EXERCISE TASK:
From the listing below, select every line where the word "eseguita" appears.
☆ ☆ ☆ ☆
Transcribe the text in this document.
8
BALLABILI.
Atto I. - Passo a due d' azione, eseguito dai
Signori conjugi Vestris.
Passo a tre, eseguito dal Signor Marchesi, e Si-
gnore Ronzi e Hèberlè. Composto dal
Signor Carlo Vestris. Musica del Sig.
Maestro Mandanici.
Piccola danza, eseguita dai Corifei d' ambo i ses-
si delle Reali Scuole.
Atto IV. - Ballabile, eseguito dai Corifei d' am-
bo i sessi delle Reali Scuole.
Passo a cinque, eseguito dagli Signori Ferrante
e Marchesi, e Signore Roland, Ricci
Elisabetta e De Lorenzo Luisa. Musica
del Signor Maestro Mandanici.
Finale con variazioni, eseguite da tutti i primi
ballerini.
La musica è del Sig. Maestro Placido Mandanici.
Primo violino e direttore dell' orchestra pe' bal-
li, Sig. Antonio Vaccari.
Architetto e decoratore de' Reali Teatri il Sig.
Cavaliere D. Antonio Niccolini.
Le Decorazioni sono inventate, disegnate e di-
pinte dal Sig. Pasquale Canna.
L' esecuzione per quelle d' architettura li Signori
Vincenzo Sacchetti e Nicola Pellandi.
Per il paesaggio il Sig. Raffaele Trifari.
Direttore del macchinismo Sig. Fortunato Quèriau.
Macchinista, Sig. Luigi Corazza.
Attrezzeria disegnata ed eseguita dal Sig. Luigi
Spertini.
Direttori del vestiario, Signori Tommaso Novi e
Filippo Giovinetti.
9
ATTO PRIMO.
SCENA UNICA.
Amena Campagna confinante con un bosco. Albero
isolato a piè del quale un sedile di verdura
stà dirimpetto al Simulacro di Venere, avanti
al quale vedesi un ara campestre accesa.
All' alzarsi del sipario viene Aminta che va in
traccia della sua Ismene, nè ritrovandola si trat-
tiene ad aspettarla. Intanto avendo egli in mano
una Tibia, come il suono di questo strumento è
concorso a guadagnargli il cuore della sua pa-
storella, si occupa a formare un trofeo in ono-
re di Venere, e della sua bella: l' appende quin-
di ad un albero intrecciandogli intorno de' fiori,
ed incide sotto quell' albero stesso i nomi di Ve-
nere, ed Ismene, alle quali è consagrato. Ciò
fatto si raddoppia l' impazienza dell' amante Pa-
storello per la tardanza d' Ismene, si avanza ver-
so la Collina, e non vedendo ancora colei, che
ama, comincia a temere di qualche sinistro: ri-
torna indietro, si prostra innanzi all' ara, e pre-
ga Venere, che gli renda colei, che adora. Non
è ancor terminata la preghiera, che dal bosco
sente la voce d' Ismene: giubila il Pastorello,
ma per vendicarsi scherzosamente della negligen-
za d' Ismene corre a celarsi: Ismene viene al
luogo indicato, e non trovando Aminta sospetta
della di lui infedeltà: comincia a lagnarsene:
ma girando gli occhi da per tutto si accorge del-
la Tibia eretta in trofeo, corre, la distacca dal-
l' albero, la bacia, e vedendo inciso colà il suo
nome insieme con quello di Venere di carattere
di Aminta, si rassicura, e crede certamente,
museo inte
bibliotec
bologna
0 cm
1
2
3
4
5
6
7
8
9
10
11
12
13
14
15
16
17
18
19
☆ ☆ ☆ ☆
RESULT OF THE TASK:
Piccola danza, eseguita dai Corifei d' ambo i ses-
Attrezzeria disegnata ed eseguita dal Sig. Luigi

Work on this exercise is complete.